_WHAT YOU WILL DO:_ Will you output all of the data below exactly, omitting the images?

_DATASET EXTRACT:_

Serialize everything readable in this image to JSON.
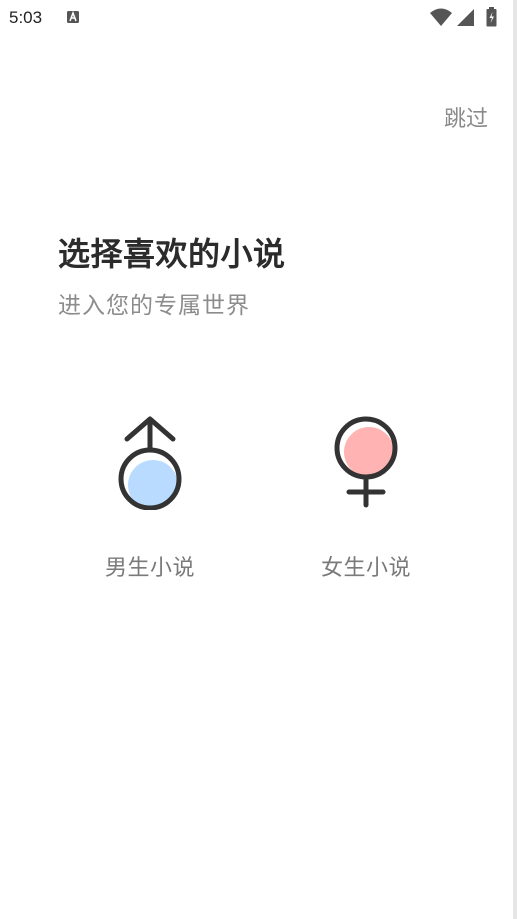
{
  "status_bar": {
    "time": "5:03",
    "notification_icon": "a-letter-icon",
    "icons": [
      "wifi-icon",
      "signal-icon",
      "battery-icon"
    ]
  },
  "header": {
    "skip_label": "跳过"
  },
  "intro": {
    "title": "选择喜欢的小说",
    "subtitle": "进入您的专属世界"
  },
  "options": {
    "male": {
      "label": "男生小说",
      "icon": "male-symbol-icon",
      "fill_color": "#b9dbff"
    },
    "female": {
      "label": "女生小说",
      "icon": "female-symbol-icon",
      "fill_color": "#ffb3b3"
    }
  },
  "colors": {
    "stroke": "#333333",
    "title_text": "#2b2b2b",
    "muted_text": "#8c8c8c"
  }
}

_RESPONSE FOR THIS EXERCISE:_
Serialize everything readable in this image to JSON.
{
  "status_bar": {
    "time": "5:03",
    "notification_icon": "a-letter-icon",
    "icons": [
      "wifi-icon",
      "signal-icon",
      "battery-icon"
    ]
  },
  "header": {
    "skip_label": "跳过"
  },
  "intro": {
    "title": "选择喜欢的小说",
    "subtitle": "进入您的专属世界"
  },
  "options": {
    "male": {
      "label": "男生小说",
      "icon": "male-symbol-icon",
      "fill_color": "#b9dbff"
    },
    "female": {
      "label": "女生小说",
      "icon": "female-symbol-icon",
      "fill_color": "#ffb3b3"
    }
  },
  "colors": {
    "stroke": "#333333",
    "title_text": "#2b2b2b",
    "muted_text": "#8c8c8c"
  }
}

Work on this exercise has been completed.